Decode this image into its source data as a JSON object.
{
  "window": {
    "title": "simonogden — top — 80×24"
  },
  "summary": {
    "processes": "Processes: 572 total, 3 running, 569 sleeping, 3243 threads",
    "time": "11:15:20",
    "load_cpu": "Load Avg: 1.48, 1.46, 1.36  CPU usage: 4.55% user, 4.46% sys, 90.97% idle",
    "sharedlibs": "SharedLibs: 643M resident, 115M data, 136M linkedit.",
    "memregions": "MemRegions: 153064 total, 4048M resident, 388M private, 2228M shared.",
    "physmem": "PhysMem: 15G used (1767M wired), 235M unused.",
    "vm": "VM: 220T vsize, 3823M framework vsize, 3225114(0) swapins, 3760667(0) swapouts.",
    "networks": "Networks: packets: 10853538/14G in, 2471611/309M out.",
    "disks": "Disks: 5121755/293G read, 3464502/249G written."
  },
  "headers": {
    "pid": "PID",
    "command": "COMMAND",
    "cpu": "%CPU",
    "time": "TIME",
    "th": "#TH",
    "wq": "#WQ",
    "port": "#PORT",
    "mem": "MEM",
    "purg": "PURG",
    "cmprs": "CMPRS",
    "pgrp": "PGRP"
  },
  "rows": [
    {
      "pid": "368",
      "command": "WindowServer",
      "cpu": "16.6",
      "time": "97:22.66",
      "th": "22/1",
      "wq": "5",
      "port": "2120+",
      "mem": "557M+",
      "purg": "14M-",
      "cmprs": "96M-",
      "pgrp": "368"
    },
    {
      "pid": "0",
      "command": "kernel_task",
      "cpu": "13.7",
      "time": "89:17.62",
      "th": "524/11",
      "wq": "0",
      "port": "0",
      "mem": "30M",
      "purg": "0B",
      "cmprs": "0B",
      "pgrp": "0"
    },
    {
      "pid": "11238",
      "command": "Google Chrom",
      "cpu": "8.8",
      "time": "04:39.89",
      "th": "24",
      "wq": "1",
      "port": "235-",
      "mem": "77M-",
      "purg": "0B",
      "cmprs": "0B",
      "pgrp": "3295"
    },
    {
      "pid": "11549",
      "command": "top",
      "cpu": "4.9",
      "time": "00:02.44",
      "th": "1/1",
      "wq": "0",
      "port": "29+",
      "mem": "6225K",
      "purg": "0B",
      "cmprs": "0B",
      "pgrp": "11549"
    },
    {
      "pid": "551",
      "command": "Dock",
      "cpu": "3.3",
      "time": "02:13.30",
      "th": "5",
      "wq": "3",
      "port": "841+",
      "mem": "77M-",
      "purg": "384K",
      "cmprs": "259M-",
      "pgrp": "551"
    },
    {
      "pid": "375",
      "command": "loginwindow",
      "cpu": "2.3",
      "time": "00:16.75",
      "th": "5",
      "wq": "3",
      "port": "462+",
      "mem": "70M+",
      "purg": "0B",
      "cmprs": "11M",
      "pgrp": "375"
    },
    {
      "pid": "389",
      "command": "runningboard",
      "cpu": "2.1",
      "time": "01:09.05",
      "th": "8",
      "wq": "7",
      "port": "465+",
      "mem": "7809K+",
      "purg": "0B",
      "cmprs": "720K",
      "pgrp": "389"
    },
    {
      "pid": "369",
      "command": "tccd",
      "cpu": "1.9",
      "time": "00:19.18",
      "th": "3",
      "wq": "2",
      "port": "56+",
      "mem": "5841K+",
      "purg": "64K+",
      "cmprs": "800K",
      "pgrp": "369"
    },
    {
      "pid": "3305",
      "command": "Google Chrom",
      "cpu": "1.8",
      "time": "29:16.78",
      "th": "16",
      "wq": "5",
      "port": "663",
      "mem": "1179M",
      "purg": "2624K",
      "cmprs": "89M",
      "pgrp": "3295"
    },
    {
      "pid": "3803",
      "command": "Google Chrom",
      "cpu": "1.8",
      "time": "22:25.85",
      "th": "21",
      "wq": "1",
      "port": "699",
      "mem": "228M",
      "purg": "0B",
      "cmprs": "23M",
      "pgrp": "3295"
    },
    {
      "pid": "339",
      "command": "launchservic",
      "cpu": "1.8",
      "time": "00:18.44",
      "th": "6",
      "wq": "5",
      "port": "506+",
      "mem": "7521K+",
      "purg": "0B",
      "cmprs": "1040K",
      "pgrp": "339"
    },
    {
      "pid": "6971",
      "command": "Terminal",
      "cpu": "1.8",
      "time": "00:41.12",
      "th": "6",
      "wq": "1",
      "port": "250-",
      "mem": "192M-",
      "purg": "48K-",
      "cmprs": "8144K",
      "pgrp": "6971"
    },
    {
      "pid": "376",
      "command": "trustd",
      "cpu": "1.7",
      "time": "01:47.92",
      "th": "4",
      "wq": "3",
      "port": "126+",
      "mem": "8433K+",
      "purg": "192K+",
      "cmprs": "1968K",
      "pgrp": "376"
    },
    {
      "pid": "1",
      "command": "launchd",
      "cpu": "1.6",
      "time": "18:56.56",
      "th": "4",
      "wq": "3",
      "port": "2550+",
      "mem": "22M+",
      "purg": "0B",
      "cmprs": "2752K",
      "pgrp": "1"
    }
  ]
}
# # # # # # #
Your task is to transcribe the listing above in full, exactly as given.

Decode this image into its source data as a JSON object.
{
  "window": {
    "title": "simonogden — top — 80×24"
  },
  "summary": {
    "processes": "Processes: 572 total, 3 running, 569 sleeping, 3243 threads",
    "time": "11:15:20",
    "load_cpu": "Load Avg: 1.48, 1.46, 1.36  CPU usage: 4.55% user, 4.46% sys, 90.97% idle",
    "sharedlibs": "SharedLibs: 643M resident, 115M data, 136M linkedit.",
    "memregions": "MemRegions: 153064 total, 4048M resident, 388M private, 2228M shared.",
    "physmem": "PhysMem: 15G used (1767M wired), 235M unused.",
    "vm": "VM: 220T vsize, 3823M framework vsize, 3225114(0) swapins, 3760667(0) swapouts.",
    "networks": "Networks: packets: 10853538/14G in, 2471611/309M out.",
    "disks": "Disks: 5121755/293G read, 3464502/249G written."
  },
  "headers": {
    "pid": "PID",
    "command": "COMMAND",
    "cpu": "%CPU",
    "time": "TIME",
    "th": "#TH",
    "wq": "#WQ",
    "port": "#PORT",
    "mem": "MEM",
    "purg": "PURG",
    "cmprs": "CMPRS",
    "pgrp": "PGRP"
  },
  "rows": [
    {
      "pid": "368",
      "command": "WindowServer",
      "cpu": "16.6",
      "time": "97:22.66",
      "th": "22/1",
      "wq": "5",
      "port": "2120+",
      "mem": "557M+",
      "purg": "14M-",
      "cmprs": "96M-",
      "pgrp": "368"
    },
    {
      "pid": "0",
      "command": "kernel_task",
      "cpu": "13.7",
      "time": "89:17.62",
      "th": "524/11",
      "wq": "0",
      "port": "0",
      "mem": "30M",
      "purg": "0B",
      "cmprs": "0B",
      "pgrp": "0"
    },
    {
      "pid": "11238",
      "command": "Google Chrom",
      "cpu": "8.8",
      "time": "04:39.89",
      "th": "24",
      "wq": "1",
      "port": "235-",
      "mem": "77M-",
      "purg": "0B",
      "cmprs": "0B",
      "pgrp": "3295"
    },
    {
      "pid": "11549",
      "command": "top",
      "cpu": "4.9",
      "time": "00:02.44",
      "th": "1/1",
      "wq": "0",
      "port": "29+",
      "mem": "6225K",
      "purg": "0B",
      "cmprs": "0B",
      "pgrp": "11549"
    },
    {
      "pid": "551",
      "command": "Dock",
      "cpu": "3.3",
      "time": "02:13.30",
      "th": "5",
      "wq": "3",
      "port": "841+",
      "mem": "77M-",
      "purg": "384K",
      "cmprs": "259M-",
      "pgrp": "551"
    },
    {
      "pid": "375",
      "command": "loginwindow",
      "cpu": "2.3",
      "time": "00:16.75",
      "th": "5",
      "wq": "3",
      "port": "462+",
      "mem": "70M+",
      "purg": "0B",
      "cmprs": "11M",
      "pgrp": "375"
    },
    {
      "pid": "389",
      "command": "runningboard",
      "cpu": "2.1",
      "time": "01:09.05",
      "th": "8",
      "wq": "7",
      "port": "465+",
      "mem": "7809K+",
      "purg": "0B",
      "cmprs": "720K",
      "pgrp": "389"
    },
    {
      "pid": "369",
      "command": "tccd",
      "cpu": "1.9",
      "time": "00:19.18",
      "th": "3",
      "wq": "2",
      "port": "56+",
      "mem": "5841K+",
      "purg": "64K+",
      "cmprs": "800K",
      "pgrp": "369"
    },
    {
      "pid": "3305",
      "command": "Google Chrom",
      "cpu": "1.8",
      "time": "29:16.78",
      "th": "16",
      "wq": "5",
      "port": "663",
      "mem": "1179M",
      "purg": "2624K",
      "cmprs": "89M",
      "pgrp": "3295"
    },
    {
      "pid": "3803",
      "command": "Google Chrom",
      "cpu": "1.8",
      "time": "22:25.85",
      "th": "21",
      "wq": "1",
      "port": "699",
      "mem": "228M",
      "purg": "0B",
      "cmprs": "23M",
      "pgrp": "3295"
    },
    {
      "pid": "339",
      "command": "launchservic",
      "cpu": "1.8",
      "time": "00:18.44",
      "th": "6",
      "wq": "5",
      "port": "506+",
      "mem": "7521K+",
      "purg": "0B",
      "cmprs": "1040K",
      "pgrp": "339"
    },
    {
      "pid": "6971",
      "command": "Terminal",
      "cpu": "1.8",
      "time": "00:41.12",
      "th": "6",
      "wq": "1",
      "port": "250-",
      "mem": "192M-",
      "purg": "48K-",
      "cmprs": "8144K",
      "pgrp": "6971"
    },
    {
      "pid": "376",
      "command": "trustd",
      "cpu": "1.7",
      "time": "01:47.92",
      "th": "4",
      "wq": "3",
      "port": "126+",
      "mem": "8433K+",
      "purg": "192K+",
      "cmprs": "1968K",
      "pgrp": "376"
    },
    {
      "pid": "1",
      "command": "launchd",
      "cpu": "1.6",
      "time": "18:56.56",
      "th": "4",
      "wq": "3",
      "port": "2550+",
      "mem": "22M+",
      "purg": "0B",
      "cmprs": "2752K",
      "pgrp": "1"
    }
  ]
}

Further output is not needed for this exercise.